*WHAT THE TASK REQUIRES*:
Set down each record below precisely, skipping the pictures.

*INFORMATION GIVEN*:
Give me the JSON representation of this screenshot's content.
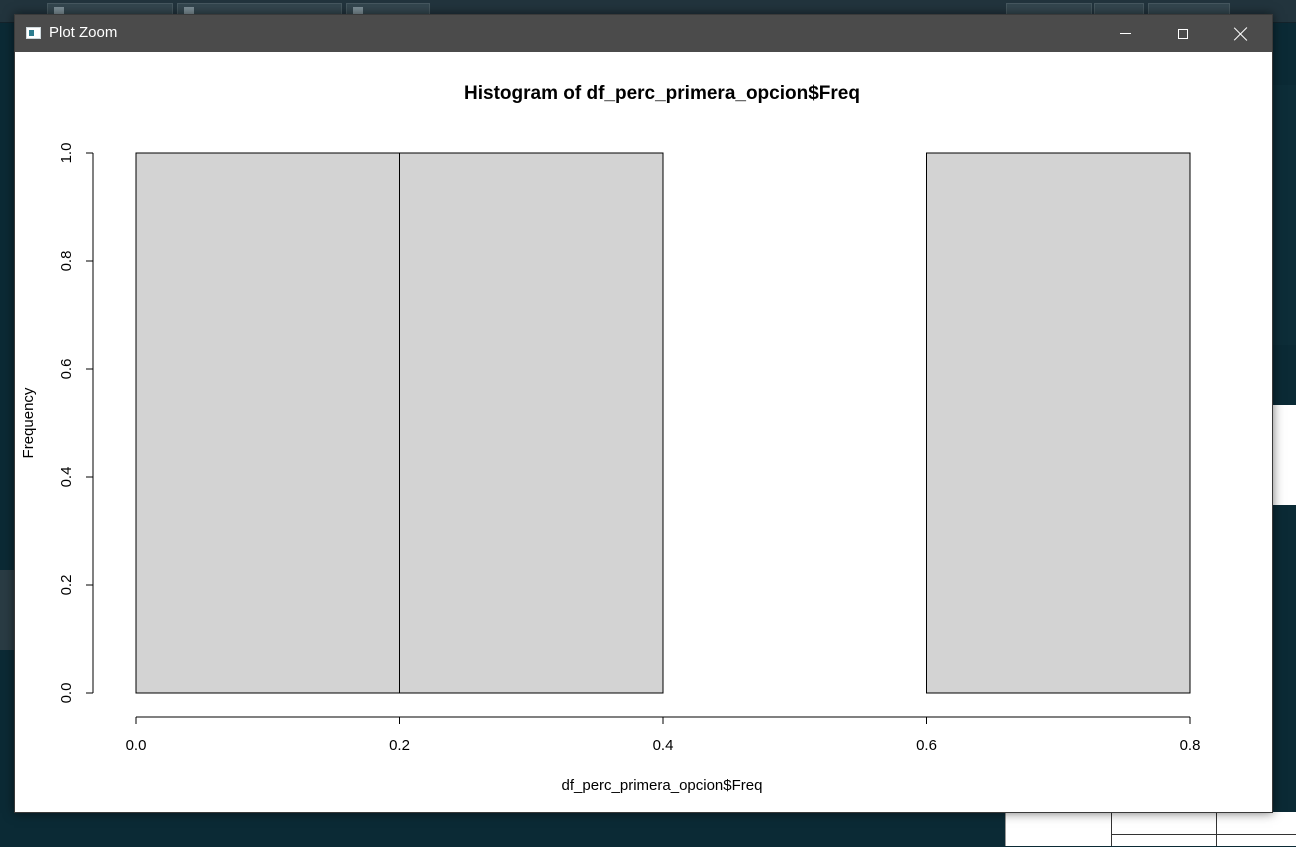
{
  "window": {
    "title": "Plot Zoom"
  },
  "chart_data": {
    "type": "bar",
    "title": "Histogram of df_perc_primera_opcion$Freq",
    "xlabel": "df_perc_primera_opcion$Freq",
    "ylabel": "Frequency",
    "bins": [
      {
        "start": 0.0,
        "end": 0.2,
        "count": 1
      },
      {
        "start": 0.2,
        "end": 0.4,
        "count": 1
      },
      {
        "start": 0.4,
        "end": 0.6,
        "count": 0
      },
      {
        "start": 0.6,
        "end": 0.8,
        "count": 1
      }
    ],
    "xlim": [
      0.0,
      0.8
    ],
    "ylim": [
      0.0,
      1.0
    ],
    "xticks": [
      "0.0",
      "0.2",
      "0.4",
      "0.6",
      "0.8"
    ],
    "yticks": [
      "0.0",
      "0.2",
      "0.4",
      "0.6",
      "0.8",
      "1.0"
    ],
    "bar_color": "#d3d3d3",
    "grid": false
  }
}
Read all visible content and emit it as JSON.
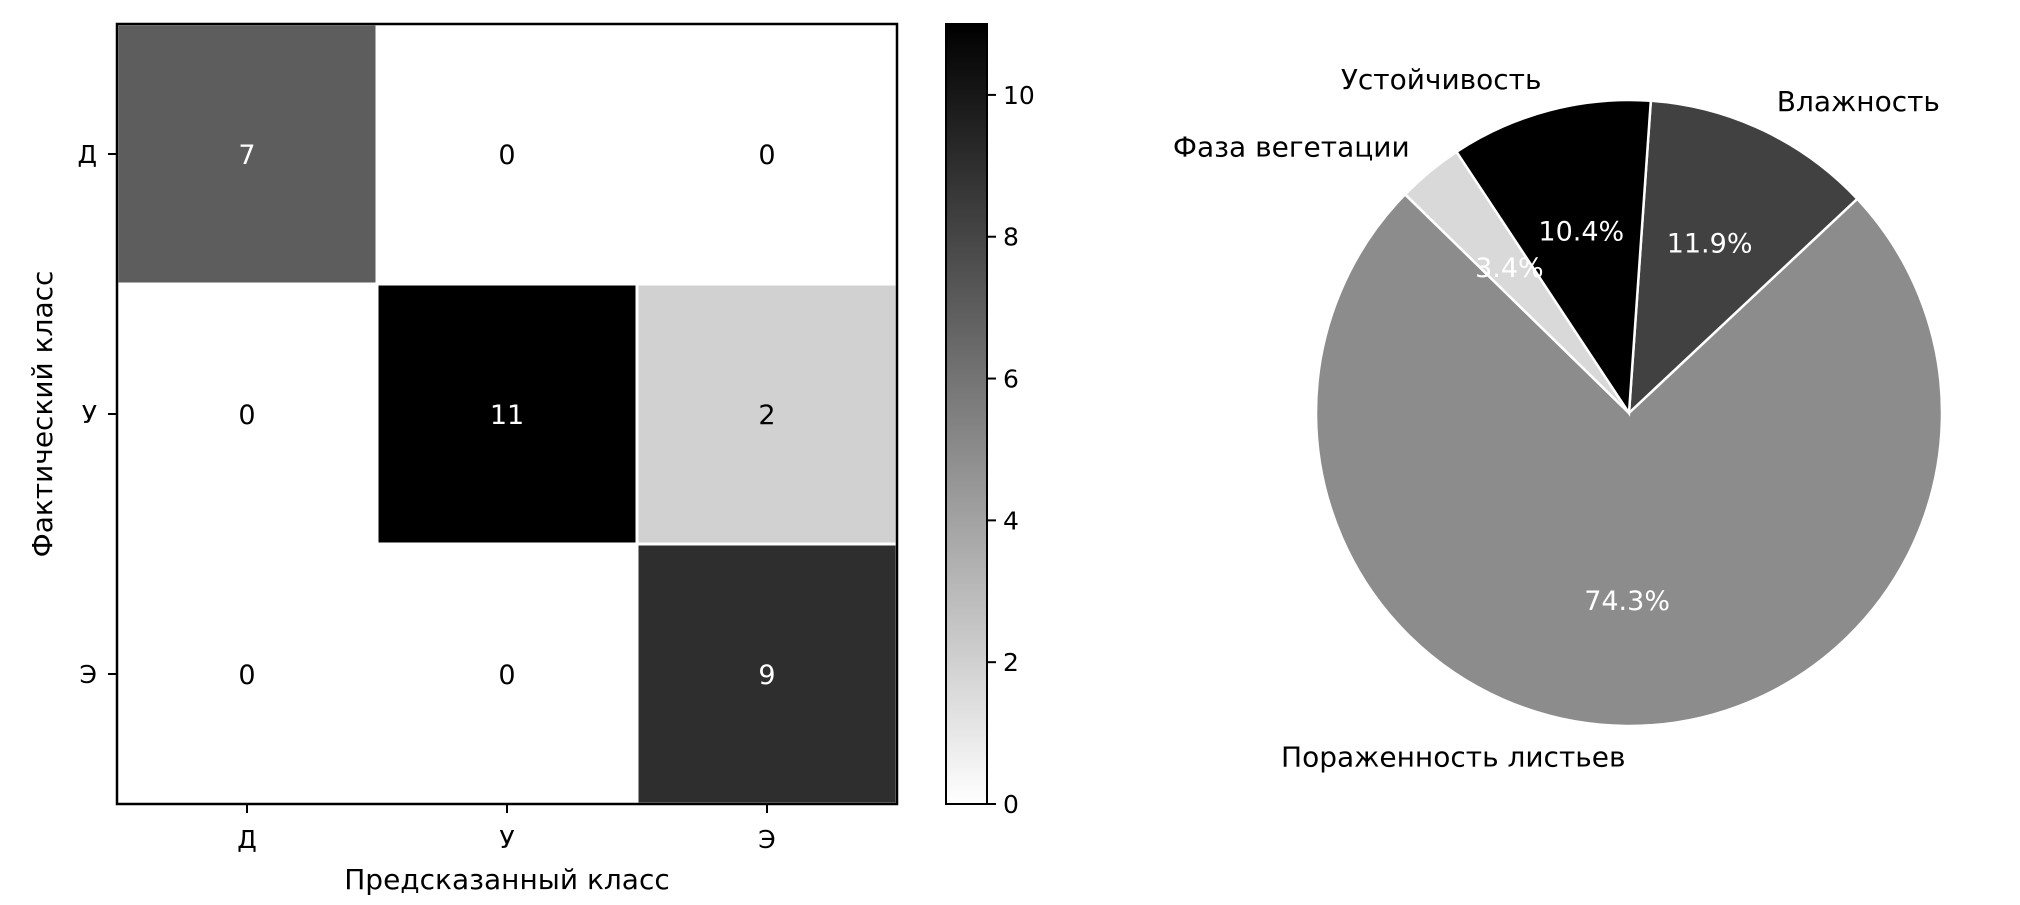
{
  "chart_data": [
    {
      "type": "heatmap",
      "xlabel": "Предсказанный класс",
      "ylabel": "Фактический класс",
      "x_categories": [
        "Д",
        "У",
        "Э"
      ],
      "y_categories": [
        "Д",
        "У",
        "Э"
      ],
      "values": [
        [
          7,
          0,
          0
        ],
        [
          0,
          11,
          2
        ],
        [
          0,
          0,
          9
        ]
      ],
      "colorbar": {
        "range": [
          0,
          11
        ],
        "ticks": [
          "0",
          "2",
          "4",
          "6",
          "8",
          "10"
        ],
        "colormap": "Greys"
      }
    },
    {
      "type": "pie",
      "slices": [
        {
          "label": "Влажность",
          "value": 11.9,
          "pct_label": "11.9%",
          "color": "#414141"
        },
        {
          "label": "Пораженность листьев",
          "value": 74.3,
          "pct_label": "74.3%",
          "color": "#8c8c8c"
        },
        {
          "label": "Фаза вегетации",
          "value": 3.4,
          "pct_label": "3.4%",
          "color": "#d9d9d9"
        },
        {
          "label": "Устойчивость",
          "value": 10.4,
          "pct_label": "10.4%",
          "color": "#000000"
        }
      ],
      "start_angle_deg": 86,
      "direction": "clockwise"
    }
  ]
}
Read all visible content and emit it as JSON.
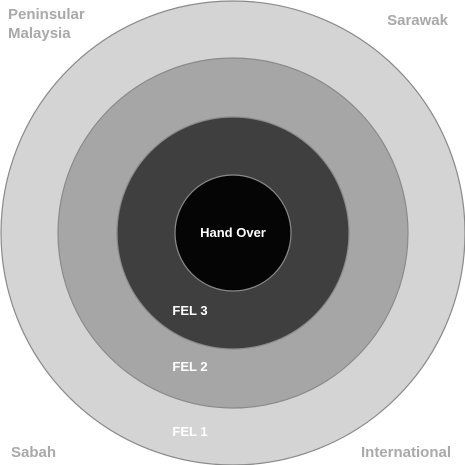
{
  "regions": {
    "top_left_line1": "Peninsular",
    "top_left_line2": "Malaysia",
    "top_right": "Sarawak",
    "bottom_left": "Sabah",
    "bottom_right": "International"
  },
  "rings": [
    {
      "label": "FEL 1",
      "color": "#d4d4d4"
    },
    {
      "label": "FEL 2",
      "color": "#a6a6a6"
    },
    {
      "label": "FEL 3",
      "color": "#3f3f3f"
    }
  ],
  "center": {
    "label": "Hand Over",
    "color": "#050505"
  }
}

*FINAL ANSWER*:
Give me the JSON representation of this screenshot's content.
{
  "window": {
    "title": "Plot Zoom"
  },
  "chart_data": {
    "type": "bar",
    "title": "Histogram of df_perc_primera_opcion$Freq",
    "xlabel": "df_perc_primera_opcion$Freq",
    "ylabel": "Frequency",
    "bins": [
      {
        "start": 0.0,
        "end": 0.2,
        "count": 1
      },
      {
        "start": 0.2,
        "end": 0.4,
        "count": 1
      },
      {
        "start": 0.4,
        "end": 0.6,
        "count": 0
      },
      {
        "start": 0.6,
        "end": 0.8,
        "count": 1
      }
    ],
    "xlim": [
      0.0,
      0.8
    ],
    "ylim": [
      0.0,
      1.0
    ],
    "xticks": [
      "0.0",
      "0.2",
      "0.4",
      "0.6",
      "0.8"
    ],
    "yticks": [
      "0.0",
      "0.2",
      "0.4",
      "0.6",
      "0.8",
      "1.0"
    ],
    "bar_color": "#d3d3d3",
    "grid": false
  }
}
Read all visible content and emit it as JSON.
{
  "chart_data": [
    {
      "type": "heatmap",
      "xlabel": "Предсказанный класс",
      "ylabel": "Фактический класс",
      "x_categories": [
        "Д",
        "У",
        "Э"
      ],
      "y_categories": [
        "Д",
        "У",
        "Э"
      ],
      "values": [
        [
          7,
          0,
          0
        ],
        [
          0,
          11,
          2
        ],
        [
          0,
          0,
          9
        ]
      ],
      "colorbar": {
        "range": [
          0,
          11
        ],
        "ticks": [
          "0",
          "2",
          "4",
          "6",
          "8",
          "10"
        ],
        "colormap": "Greys"
      }
    },
    {
      "type": "pie",
      "slices": [
        {
          "label": "Влажность",
          "value": 11.9,
          "pct_label": "11.9%",
          "color": "#414141"
        },
        {
          "label": "Пораженность листьев",
          "value": 74.3,
          "pct_label": "74.3%",
          "color": "#8c8c8c"
        },
        {
          "label": "Фаза вегетации",
          "value": 3.4,
          "pct_label": "3.4%",
          "color": "#d9d9d9"
        },
        {
          "label": "Устойчивость",
          "value": 10.4,
          "pct_label": "10.4%",
          "color": "#000000"
        }
      ],
      "start_angle_deg": 86,
      "direction": "clockwise"
    }
  ]
}
Read all visible content and emit it as JSON.
{
  "regions": {
    "top_left_line1": "Peninsular",
    "top_left_line2": "Malaysia",
    "top_right": "Sarawak",
    "bottom_left": "Sabah",
    "bottom_right": "International"
  },
  "rings": [
    {
      "label": "FEL 1",
      "color": "#d4d4d4"
    },
    {
      "label": "FEL 2",
      "color": "#a6a6a6"
    },
    {
      "label": "FEL 3",
      "color": "#3f3f3f"
    }
  ],
  "center": {
    "label": "Hand Over",
    "color": "#050505"
  }
}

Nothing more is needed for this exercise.